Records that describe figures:
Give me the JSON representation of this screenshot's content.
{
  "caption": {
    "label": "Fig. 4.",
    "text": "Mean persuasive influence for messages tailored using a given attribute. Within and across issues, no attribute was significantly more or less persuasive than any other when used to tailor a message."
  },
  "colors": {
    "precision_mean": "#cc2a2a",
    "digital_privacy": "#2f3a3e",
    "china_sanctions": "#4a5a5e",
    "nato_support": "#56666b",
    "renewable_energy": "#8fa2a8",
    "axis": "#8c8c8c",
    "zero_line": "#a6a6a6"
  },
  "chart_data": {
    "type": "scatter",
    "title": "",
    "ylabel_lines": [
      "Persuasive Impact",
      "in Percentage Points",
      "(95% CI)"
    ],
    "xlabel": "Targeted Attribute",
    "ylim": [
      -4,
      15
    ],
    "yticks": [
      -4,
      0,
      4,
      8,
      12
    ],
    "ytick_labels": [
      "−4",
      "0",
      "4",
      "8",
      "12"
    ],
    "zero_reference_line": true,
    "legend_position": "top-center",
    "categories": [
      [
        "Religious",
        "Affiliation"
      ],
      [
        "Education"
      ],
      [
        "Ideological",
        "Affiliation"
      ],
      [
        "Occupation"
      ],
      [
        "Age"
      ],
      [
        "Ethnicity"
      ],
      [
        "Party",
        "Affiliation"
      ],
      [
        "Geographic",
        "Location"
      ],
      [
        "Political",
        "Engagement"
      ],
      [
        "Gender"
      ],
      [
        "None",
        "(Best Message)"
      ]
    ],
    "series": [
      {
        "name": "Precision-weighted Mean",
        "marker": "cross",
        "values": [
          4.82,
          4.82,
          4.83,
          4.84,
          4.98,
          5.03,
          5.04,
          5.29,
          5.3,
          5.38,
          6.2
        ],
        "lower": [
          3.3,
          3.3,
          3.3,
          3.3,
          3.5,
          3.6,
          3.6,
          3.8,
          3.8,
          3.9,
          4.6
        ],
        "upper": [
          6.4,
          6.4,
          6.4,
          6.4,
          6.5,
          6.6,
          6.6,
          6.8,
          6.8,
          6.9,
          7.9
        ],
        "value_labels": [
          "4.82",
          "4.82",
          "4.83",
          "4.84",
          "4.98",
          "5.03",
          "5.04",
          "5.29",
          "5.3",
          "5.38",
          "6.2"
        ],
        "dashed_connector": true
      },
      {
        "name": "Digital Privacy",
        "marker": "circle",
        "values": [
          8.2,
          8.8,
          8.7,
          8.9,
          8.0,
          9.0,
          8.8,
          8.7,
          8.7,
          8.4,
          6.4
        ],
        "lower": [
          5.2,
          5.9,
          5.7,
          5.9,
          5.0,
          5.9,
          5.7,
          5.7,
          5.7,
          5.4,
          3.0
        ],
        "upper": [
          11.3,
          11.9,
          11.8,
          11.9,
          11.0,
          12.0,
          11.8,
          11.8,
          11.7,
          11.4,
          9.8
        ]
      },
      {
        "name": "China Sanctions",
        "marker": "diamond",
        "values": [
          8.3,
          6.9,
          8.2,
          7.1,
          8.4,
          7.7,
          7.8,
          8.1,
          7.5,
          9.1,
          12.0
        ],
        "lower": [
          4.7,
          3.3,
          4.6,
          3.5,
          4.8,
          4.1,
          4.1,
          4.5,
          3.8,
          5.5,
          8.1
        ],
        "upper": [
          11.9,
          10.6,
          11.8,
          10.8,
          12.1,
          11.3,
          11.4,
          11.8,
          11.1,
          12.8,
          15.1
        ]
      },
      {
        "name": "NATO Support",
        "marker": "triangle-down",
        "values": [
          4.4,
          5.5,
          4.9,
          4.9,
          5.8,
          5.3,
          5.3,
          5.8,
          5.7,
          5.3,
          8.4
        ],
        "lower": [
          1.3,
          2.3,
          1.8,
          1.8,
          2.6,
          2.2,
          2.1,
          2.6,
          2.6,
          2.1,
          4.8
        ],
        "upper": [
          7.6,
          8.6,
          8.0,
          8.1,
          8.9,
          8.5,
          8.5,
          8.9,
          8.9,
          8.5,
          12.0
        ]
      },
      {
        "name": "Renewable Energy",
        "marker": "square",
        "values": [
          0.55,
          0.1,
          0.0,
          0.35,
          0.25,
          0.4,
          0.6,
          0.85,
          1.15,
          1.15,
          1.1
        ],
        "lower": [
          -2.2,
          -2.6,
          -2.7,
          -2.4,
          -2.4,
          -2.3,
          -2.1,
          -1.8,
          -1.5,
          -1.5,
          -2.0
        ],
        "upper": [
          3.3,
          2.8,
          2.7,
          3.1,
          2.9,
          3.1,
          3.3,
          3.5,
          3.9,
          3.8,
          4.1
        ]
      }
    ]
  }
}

| Aim |
Gather up, from the records above, each line where the word "true" appears.

| The response |
    "zero_reference_line": true,
        "dashed_connector": true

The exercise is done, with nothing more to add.